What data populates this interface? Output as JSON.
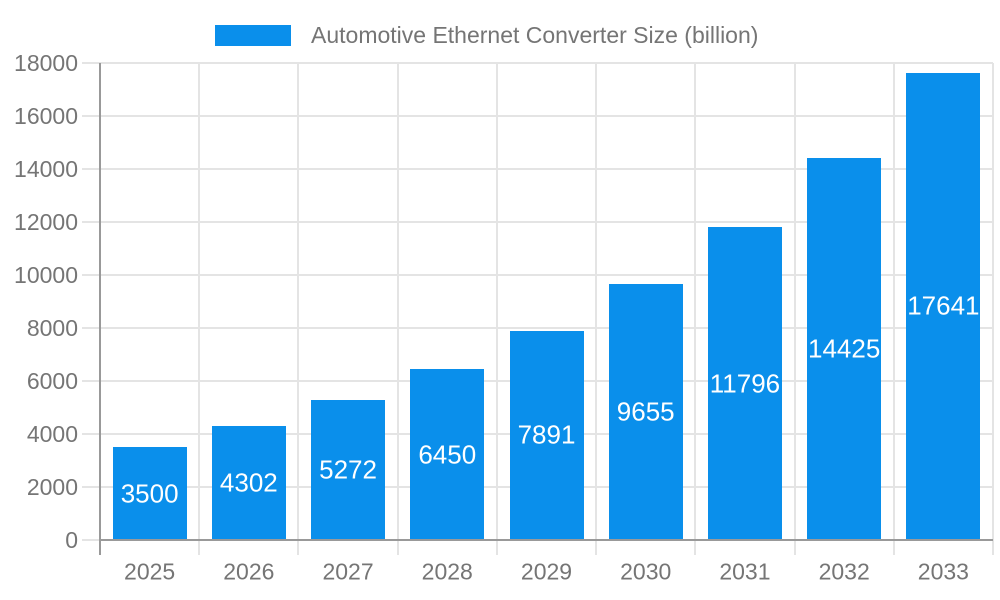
{
  "legend": {
    "label": "Automotive Ethernet Converter Size (billion)",
    "position": "top"
  },
  "chart_data": {
    "type": "bar",
    "title": "Automotive Ethernet Converter Size (billion)",
    "series_name": "Automotive Ethernet Converter Size (billion)",
    "categories": [
      "2025",
      "2026",
      "2027",
      "2028",
      "2029",
      "2030",
      "2031",
      "2032",
      "2033"
    ],
    "values": [
      3500,
      4302,
      5272,
      6450,
      7891,
      9655,
      11796,
      14425,
      17641
    ],
    "xlabel": "",
    "ylabel": "",
    "ylim": [
      0,
      18000
    ],
    "ytick_step": 2000,
    "ytick_labels": [
      "0",
      "2000",
      "4000",
      "6000",
      "8000",
      "10000",
      "12000",
      "14000",
      "16000",
      "18000"
    ],
    "grid": true,
    "legend_position": "top",
    "bar_labels_visible": true,
    "colors": {
      "bar": "#0a8feb",
      "bar_label": "#ffffff",
      "axis_text": "#757575",
      "gridline": "#e4e4e4",
      "axis_line": "#999999",
      "background": "#ffffff"
    }
  }
}
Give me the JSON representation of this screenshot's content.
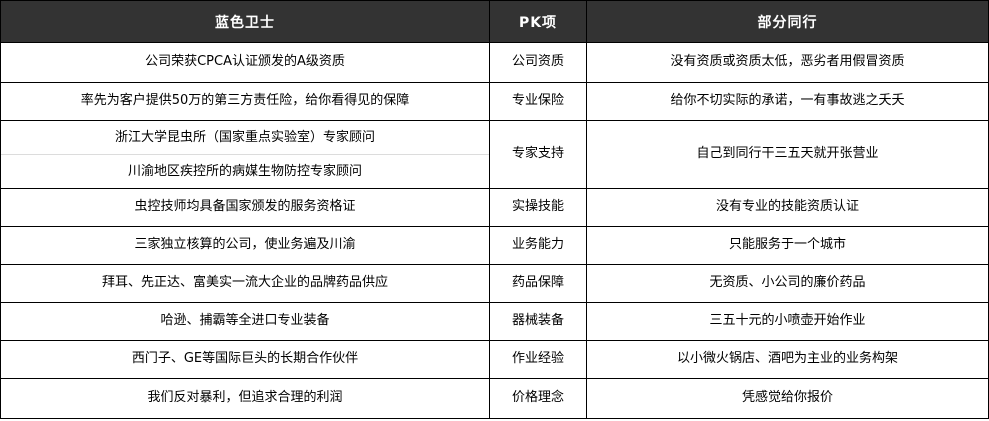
{
  "table": {
    "header": {
      "us_title": "蓝色卫士",
      "item_title": "PK项",
      "them_title": "部分同行"
    },
    "rows": [
      {
        "us": "公司荣获CPCA认证颁发的A级资质",
        "item": "公司资质",
        "them": "没有资质或资质太低，恶劣者用假冒资质"
      },
      {
        "us": "率先为客户提供50万的第三方责任险，给你看得见的保障",
        "item": "专业保险",
        "them": "给你不切实际的承诺，一有事故逃之夭夭"
      },
      {
        "us_line1": "浙江大学昆虫所（国家重点实验室）专家顾问",
        "us_line2": "川渝地区疾控所的病媒生物防控专家顾问",
        "item": "专家支持",
        "them": "自己到同行干三五天就开张营业"
      },
      {
        "us": "虫控技师均具备国家颁发的服务资格证",
        "item": "实操技能",
        "them": "没有专业的技能资质认证"
      },
      {
        "us": "三家独立核算的公司，使业务遍及川渝",
        "item": "业务能力",
        "them": "只能服务于一个城市"
      },
      {
        "us": "拜耳、先正达、富美实一流大企业的品牌药品供应",
        "item": "药品保障",
        "them": "无资质、小公司的廉价药品"
      },
      {
        "us": "哈逊、捕霸等全进口专业装备",
        "item": "器械装备",
        "them": "三五十元的小喷壶开始作业"
      },
      {
        "us": "西门子、GE等国际巨头的长期合作伙伴",
        "item": "作业经验",
        "them": "以小微火锅店、酒吧为主业的业务构架"
      },
      {
        "us": "我们反对暴利，但追求合理的利润",
        "item": "价格理念",
        "them": "凭感觉给你报价"
      }
    ]
  },
  "colors": {
    "header_bg": "#333333",
    "header_text": "#ffffff",
    "border": "#000000",
    "body_text": "#000000",
    "sub_divider": "#dcdcdc"
  }
}
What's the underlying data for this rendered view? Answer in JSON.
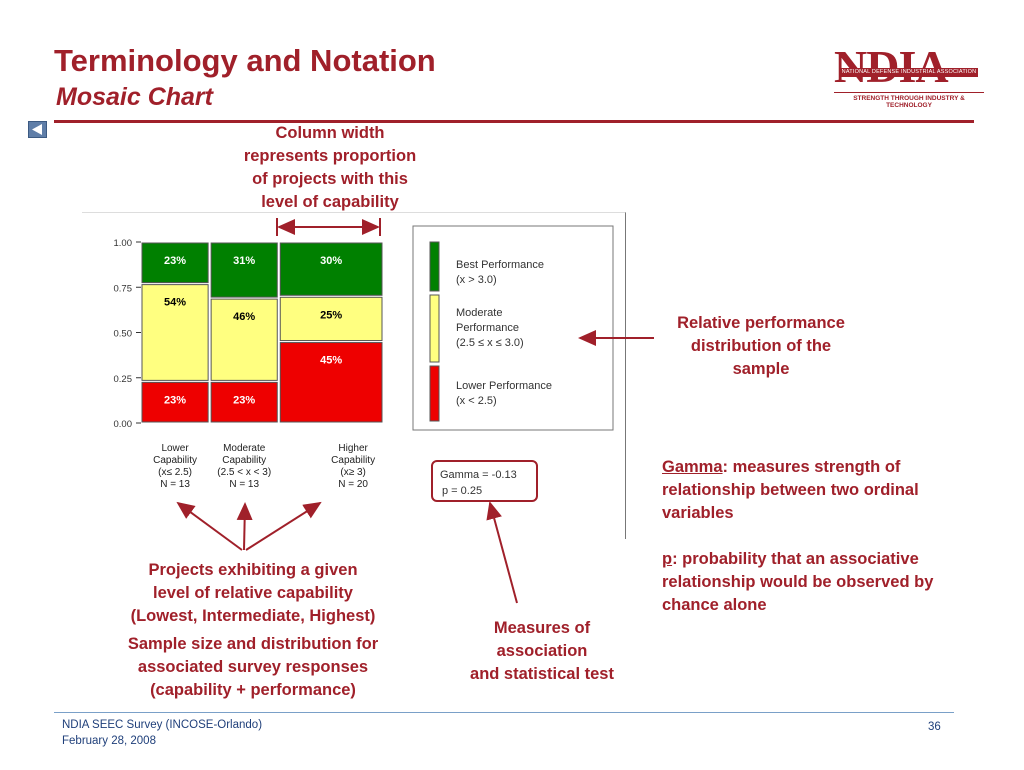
{
  "slide": {
    "title": "Terminology and Notation",
    "subtitle": "Mosaic Chart",
    "logo": {
      "letters": "NDIA",
      "band": "NATIONAL DEFENSE INDUSTRIAL ASSOCIATION",
      "tagline": "STRENGTH THROUGH INDUSTRY & TECHNOLOGY"
    },
    "accent_color": "#a0202a"
  },
  "callouts": {
    "column_width": [
      "Column width",
      "represents proportion",
      "of projects with this",
      "level of capability"
    ],
    "relative_perf": [
      "Relative performance",
      "distribution of the",
      "sample"
    ],
    "projects": [
      "Projects exhibiting a given",
      "level of relative capability",
      "(Lowest, Intermediate, Highest)"
    ],
    "sample_size": [
      "Sample size and distribution for",
      "associated survey responses",
      "(capability + performance)"
    ],
    "measures": [
      "Measures of",
      "association",
      "and statistical test"
    ]
  },
  "definitions": {
    "gamma_term": "Gamma",
    "gamma_text": ": measures strength of relationship between two ordinal variables",
    "p_term": "p",
    "p_text": ": probability that an associative relationship would be observed by chance alone"
  },
  "stats": {
    "gamma": "Gamma = -0.13",
    "p": "p =  0.25"
  },
  "footer": {
    "line1": "NDIA SEEC Survey (INCOSE-Orlando)",
    "line2": "February 28, 2008",
    "page": "36"
  },
  "chart_data": {
    "type": "mosaic",
    "yticks": [
      "1.00",
      "0.75",
      "0.50",
      "0.25",
      "0.00"
    ],
    "ylim": [
      0,
      1
    ],
    "columns": [
      {
        "label": [
          "Lower",
          "Capability",
          "(x≤ 2.5)",
          "N = 13"
        ],
        "n": 13,
        "segments": [
          {
            "name": "Lower Performance",
            "value": 0.23,
            "label": "23%"
          },
          {
            "name": "Moderate Performance",
            "value": 0.54,
            "label": "54%"
          },
          {
            "name": "Best Performance",
            "value": 0.23,
            "label": "23%"
          }
        ]
      },
      {
        "label": [
          "Moderate",
          "Capability",
          "(2.5 < x < 3)",
          "N = 13"
        ],
        "n": 13,
        "segments": [
          {
            "name": "Lower Performance",
            "value": 0.23,
            "label": "23%"
          },
          {
            "name": "Moderate Performance",
            "value": 0.46,
            "label": "46%"
          },
          {
            "name": "Best Performance",
            "value": 0.31,
            "label": "31%"
          }
        ]
      },
      {
        "label": [
          "Higher",
          "Capability",
          "(x≥ 3)",
          "N = 20"
        ],
        "n": 20,
        "segments": [
          {
            "name": "Lower Performance",
            "value": 0.45,
            "label": "45%"
          },
          {
            "name": "Moderate Performance",
            "value": 0.25,
            "label": "25%"
          },
          {
            "name": "Best Performance",
            "value": 0.3,
            "label": "30%"
          }
        ]
      }
    ],
    "legend": [
      {
        "name": "Best Performance",
        "lines": [
          "Best Performance",
          "(x > 3.0)"
        ],
        "color": "#008000"
      },
      {
        "name": "Moderate Performance",
        "lines": [
          "Moderate",
          "Performance",
          "(2.5 ≤ x ≤ 3.0)"
        ],
        "color": "#ffff80"
      },
      {
        "name": "Lower Performance",
        "lines": [
          "Lower Performance",
          "(x < 2.5)"
        ],
        "color": "#ee0000"
      }
    ],
    "colors": {
      "Lower Performance": "#ee0000",
      "Moderate Performance": "#ffff80",
      "Best Performance": "#008000"
    },
    "label_colors": {
      "Lower Performance": "#ffffff",
      "Moderate Performance": "#000000",
      "Best Performance": "#ffffff"
    }
  }
}
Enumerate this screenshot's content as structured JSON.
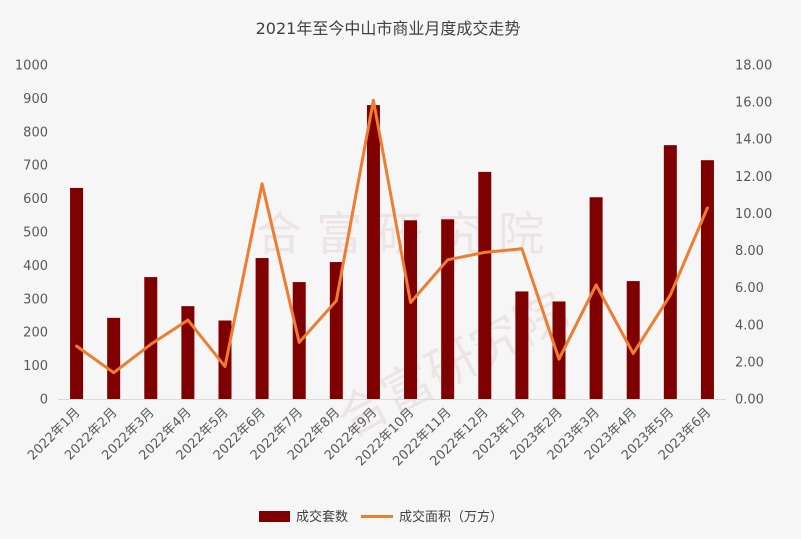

■ The exercise: Which lines in the records above contain the string "Automotive"? Copy each one.

■ Reply:
    "label": "Automotive Ethernet Converter Size (billion)",
    "title": "Automotive Ethernet Converter Size (billion)",
    "series_name": "Automotive Ethernet Converter Size (billion)",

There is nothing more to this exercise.